- Side profile drawing of the MIT Monarch A

General information
- Type: Human-powered aircraft
- National origin: United States
- Manufacturer: Massachusetts Institute of Technology
- Designer: Juan R. Cruz, Mark Drela, John S. Langford
- Number built: 1

History
- First flight: August 14, 1983
- Retired: September 23, 1983
- Developed from: MIT Chrysalis
- Developed into: MIT Monarch B

= MIT Monarch A =

1980s United States human-powered aircraft

The Monarch A was a human-powered aircraft, designed and built by graduates and undergraduates of the Massachusetts Institute of Technology, with Professors Walter Hollister and Ed Crawley acting as Project Advisers. Professor Eugene Larrabee, who had been the adviser for the 1979 MIT Chrysalis HPA, also provided support.

== Development ==

The concept and general arrangement of the craft, described as an improved successor to the Chrysalis, was first detailed in the Spring 1981 issue of the AIAA Student Journal.

Development of the design was prompted in May 1983 by the announcement of the Kremer World Speed Competition. According to the rules, the first HPA to traverse a 1,500 m (4,920 ft) triangular closed course in less than 180 seconds would be awarded a £20,000 prize. Competition rules allowed for stored energy, generated by the pilot during a ten-minute period immediately preceding a flight, to be used as an additional power source. Design of the Monarch commenced in late May, with an emphasis on it winning the prize, as well as it being economical and achievable to design and build. Much of the technology used with the Chrysalis transferred over to the new craft.

• _DATASET CONTENT_:
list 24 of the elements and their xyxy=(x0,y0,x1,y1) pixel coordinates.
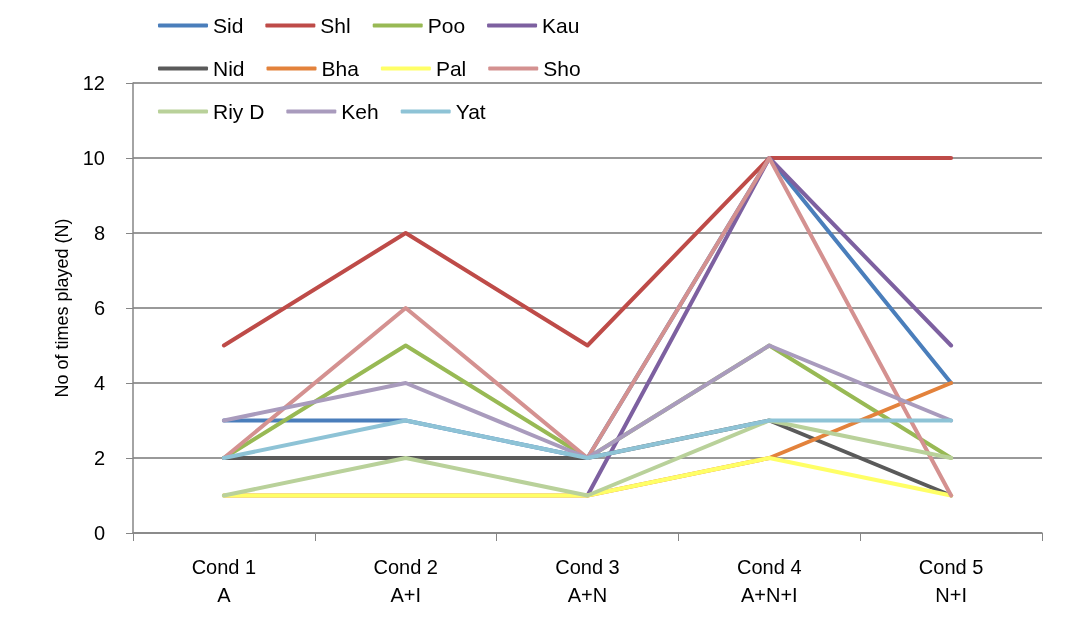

• _WHAT THIS EXERCISE ASKS_:
A - List every professor the article on the MIT Monarch A names.
B - According to the article on the MIT Monarch A, is each of the following statements true? Answer yes or no for each, and quote the words that settle it.
(i) The Monarch A first flew on August 14, 1983.
(ii) Eugene Larrabee was one of the Project Advisers for the Monarch A.
(iii) The Kremer World Speed Competition rules forbade the use of stored energy.
C - Proceed with the article on the MIT Monarch A, starting after its last sentence.

• _TASK-BY-TASK RESULTS_:
A - Walter Hollister, Ed Crawley, Eugene Larrabee

B -
(i) Yes: "First flight: August 14, 1983"
(ii) No: "with Professors Walter Hollister and Ed Crawley acting as Project Advisers. Professor Eugene Larrabee, who had been the adviser for the 1979 MIT Chrysalis HPA, also provided support."
(iii) No: "Competition rules allowed for stored energy"

C -
The Monarch was a wire-braced high-wing monoplane of conventional configuration, and fitted with a tractor propeller. The fuselage was of the pod-and-boom type. The wing planform had a constant chord with a tapered outer section. The wing featured slight dihedral, with the outer section being set at a greater angle. The empennage featured all-flying tail surfaces, with both the fin and tailplane having an elliptical planform. The aircraft's primary structure consisted of 6061-T6 aluminum tubing, chemically milled down. The secondary structure was made using styrofoam, plywood, carbon fibre, and graphite expoxy. The entire aircraft was covered in transparent Mylar film. The undercarriage consisted of three wheels arranged in series, with the middle wheel being sprung and castering. Additionally, the middle wheel was powered during the initial part of the take-off run. Lateral control was achieved by wing warping, with directional and pitch control being achieved by the all-flying tailfin and tailplane.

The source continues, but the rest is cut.